#### TO BE DONE:
Word for word, transcribe the lines below and drop the pictures.

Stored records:
● ● ● ●

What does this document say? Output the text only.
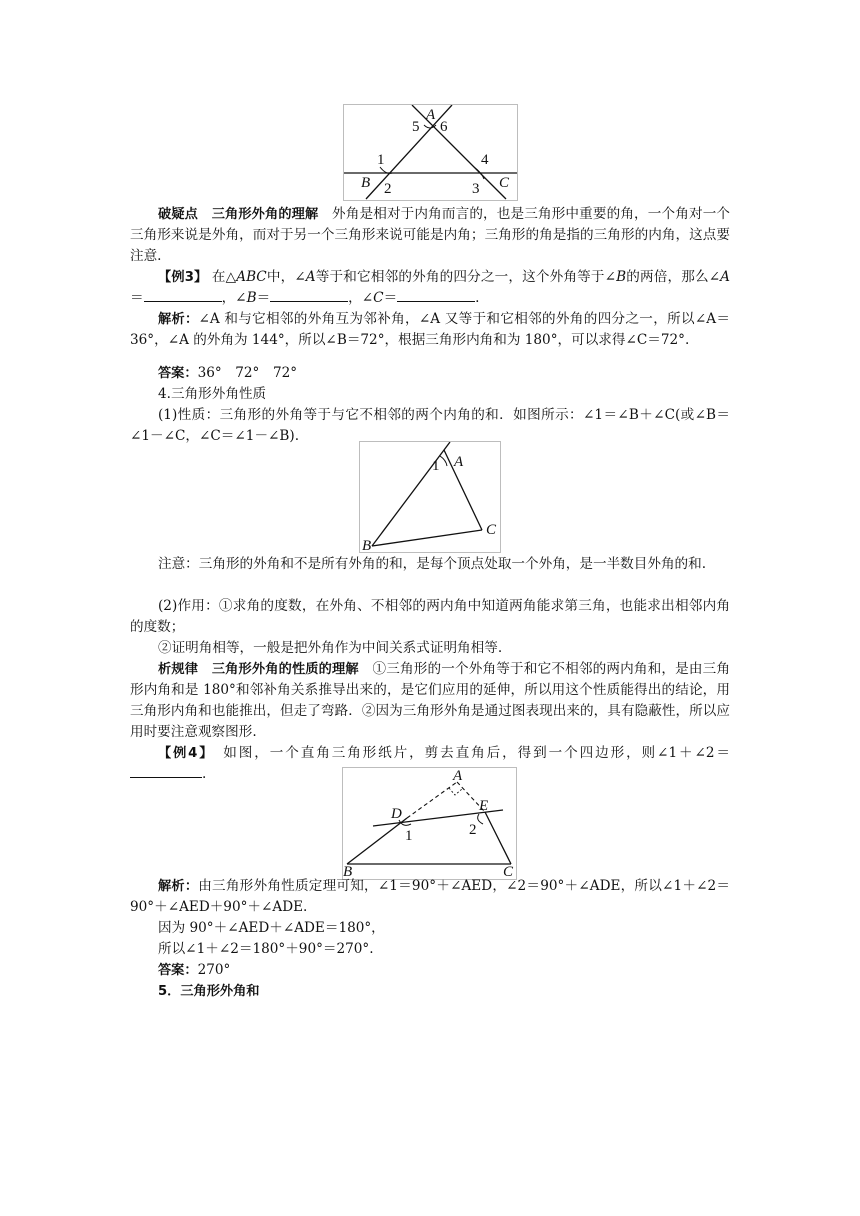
A
5 6
1
B 2
4
3 C
破疑点　 三角形外角的理解　 外角是相对于内角而言的，也是三角形中重要的角，一个角对一个三角形来说是外角，而对于另一个三角形来说可能是内角；三角形的角是指的三角形的内角，这点要注意.
【例3】 在△ABC中，∠A等于和它相邻的外角的四分之一，这个外角等于∠B的两倍，那么∠A＝	，∠B＝	，∠C＝	.
解析：∠A 和与它相邻的外角互为邻补角，∠A 又等于和它相邻的外角的四分之一，所以∠A＝36°，∠A 的外角为 144°，所以∠B＝72°，根据三角形内角和为 180°，可以求得∠C＝72°.
答案：36°　72°　72°
4.三角形外角性质
(1)性质：三角形的外角等于与它不相邻的两个内角的和．如图所示：∠1＝∠B＋∠C(或∠B＝∠1－∠C，∠C＝∠1－∠B).
1 A
C
B
注意：三角形的外角和不是所有外角的和，是每个顶点处取一个外角，是一半数目外角的和.
(2)作用：①求角的度数，在外角、不相邻的两内角中知道两角能求第三角，也能求出相邻内角的度数；
②证明角相等，一般是把外角作为中间关系式证明角相等.
析规律　 三角形外角的性质的理解　 ①三角形的一个外角等于和它不相邻的两内角和，是由三角形内角和是 180°和邻补角关系推导出来的，是它们应用的延伸，所以用这个性质能得出的结论，用三角形内角和也能推出，但走了弯路．②因为三角形外角是通过图表现出来的，具有隐蔽性，所以应用时要注意观察图形.
【例4】　 如图，一个直角三角形纸片，剪去直角后，得到一个四边形，则∠1＋∠2＝.	A
D	E
1	2
B	C
解析：由三角形外角性质定理可知，∠1＝90°＋∠AED，∠2＝90°＋∠ADE，所以∠1＋∠2＝90°＋∠AED＋90°＋∠ADE.
因为 90°＋∠AED＋∠ADE＝180°，
所以∠1＋∠2＝180°＋90°＝270°.
答案：270°
5．三角形外角和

● ● ● ●

#### WRITTEN ANSWER:
What does this document say? Output the text only.
A
5 6
1
B 2
4
3 C
破疑点　 三角形外角的理解　 外角是相对于内角而言的，也是三角形中重要的角，一个角对一个三角形来说是外角，而对于另一个三角形来说可能是内角；三角形的角是指的三角形的内角，这点要注意.
【例3】 在△ABC中，∠A等于和它相邻的外角的四分之一，这个外角等于∠B的两倍，那么∠A＝	，∠B＝	，∠C＝	.
解析：∠A 和与它相邻的外角互为邻补角，∠A 又等于和它相邻的外角的四分之一，所以∠A＝36°，∠A 的外角为 144°，所以∠B＝72°，根据三角形内角和为 180°，可以求得∠C＝72°.
答案：36°　72°　72°
4.三角形外角性质
(1)性质：三角形的外角等于与它不相邻的两个内角的和．如图所示：∠1＝∠B＋∠C(或∠B＝∠1－∠C，∠C＝∠1－∠B).
1 A
C
B
注意：三角形的外角和不是所有外角的和，是每个顶点处取一个外角，是一半数目外角的和.
(2)作用：①求角的度数，在外角、不相邻的两内角中知道两角能求第三角，也能求出相邻内角的度数；
②证明角相等，一般是把外角作为中间关系式证明角相等.
析规律　 三角形外角的性质的理解　 ①三角形的一个外角等于和它不相邻的两内角和，是由三角形内角和是 180°和邻补角关系推导出来的，是它们应用的延伸，所以用这个性质能得出的结论，用三角形内角和也能推出，但走了弯路．②因为三角形外角是通过图表现出来的，具有隐蔽性，所以应用时要注意观察图形.
【例4】　 如图，一个直角三角形纸片，剪去直角后，得到一个四边形，则∠1＋∠2＝.	A
D	E
1	2
B	C
解析：由三角形外角性质定理可知，∠1＝90°＋∠AED，∠2＝90°＋∠ADE，所以∠1＋∠2＝90°＋∠AED＋90°＋∠ADE.
因为 90°＋∠AED＋∠ADE＝180°，
所以∠1＋∠2＝180°＋90°＝270°.
答案：270°
5．三角形外角和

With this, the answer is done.